(Dataset records)
+++

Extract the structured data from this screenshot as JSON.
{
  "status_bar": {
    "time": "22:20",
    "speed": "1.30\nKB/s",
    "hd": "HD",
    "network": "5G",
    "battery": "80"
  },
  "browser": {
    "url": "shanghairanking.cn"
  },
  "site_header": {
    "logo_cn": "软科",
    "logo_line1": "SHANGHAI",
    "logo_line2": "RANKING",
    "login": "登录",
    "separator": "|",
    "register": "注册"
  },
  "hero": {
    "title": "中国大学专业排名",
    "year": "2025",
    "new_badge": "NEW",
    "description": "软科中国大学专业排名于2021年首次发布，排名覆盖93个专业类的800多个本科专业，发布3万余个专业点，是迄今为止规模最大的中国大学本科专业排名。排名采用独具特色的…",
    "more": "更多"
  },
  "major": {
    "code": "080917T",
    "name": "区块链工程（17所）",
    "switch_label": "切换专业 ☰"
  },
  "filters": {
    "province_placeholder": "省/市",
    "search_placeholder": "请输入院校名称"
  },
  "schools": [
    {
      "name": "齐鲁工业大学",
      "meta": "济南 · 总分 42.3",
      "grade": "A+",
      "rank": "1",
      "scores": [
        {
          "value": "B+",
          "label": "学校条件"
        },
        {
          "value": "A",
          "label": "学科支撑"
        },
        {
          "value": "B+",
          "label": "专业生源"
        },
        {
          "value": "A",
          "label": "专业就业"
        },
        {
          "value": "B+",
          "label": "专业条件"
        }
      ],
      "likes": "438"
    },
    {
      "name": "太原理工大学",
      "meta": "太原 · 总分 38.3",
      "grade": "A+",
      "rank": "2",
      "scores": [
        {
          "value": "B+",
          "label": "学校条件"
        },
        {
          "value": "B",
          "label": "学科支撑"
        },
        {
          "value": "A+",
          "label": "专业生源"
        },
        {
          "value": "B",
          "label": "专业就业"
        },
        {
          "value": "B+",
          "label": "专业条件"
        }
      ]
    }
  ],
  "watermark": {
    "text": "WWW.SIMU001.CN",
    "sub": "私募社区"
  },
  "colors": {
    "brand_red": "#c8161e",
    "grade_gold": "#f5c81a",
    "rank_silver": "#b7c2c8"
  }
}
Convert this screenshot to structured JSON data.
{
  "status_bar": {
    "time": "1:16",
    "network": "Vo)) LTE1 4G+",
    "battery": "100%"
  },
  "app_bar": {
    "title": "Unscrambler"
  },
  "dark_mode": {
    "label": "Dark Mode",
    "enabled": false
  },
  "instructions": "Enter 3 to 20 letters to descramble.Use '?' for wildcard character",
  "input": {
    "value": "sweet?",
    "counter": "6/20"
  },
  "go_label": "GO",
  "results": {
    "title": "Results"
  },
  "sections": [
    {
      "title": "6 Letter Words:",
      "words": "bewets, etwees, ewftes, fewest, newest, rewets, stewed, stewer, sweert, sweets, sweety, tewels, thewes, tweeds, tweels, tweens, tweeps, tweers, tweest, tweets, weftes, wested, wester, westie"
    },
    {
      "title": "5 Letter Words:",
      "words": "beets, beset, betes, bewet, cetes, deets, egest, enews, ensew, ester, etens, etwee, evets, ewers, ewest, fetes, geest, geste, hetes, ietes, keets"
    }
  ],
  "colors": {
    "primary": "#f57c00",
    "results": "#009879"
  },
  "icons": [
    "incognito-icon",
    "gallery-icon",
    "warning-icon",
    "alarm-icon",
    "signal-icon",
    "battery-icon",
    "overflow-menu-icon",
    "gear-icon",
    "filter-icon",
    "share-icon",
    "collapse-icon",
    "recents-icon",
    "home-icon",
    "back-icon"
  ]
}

+++

_EXERCISE INSTRUCTIONS_
Search the entries for the word "JSON", then gather every line that has it.

_COMPLETE OUTPUT_
Extract the structured data from this screenshot as JSON.
Convert this screenshot to structured JSON data.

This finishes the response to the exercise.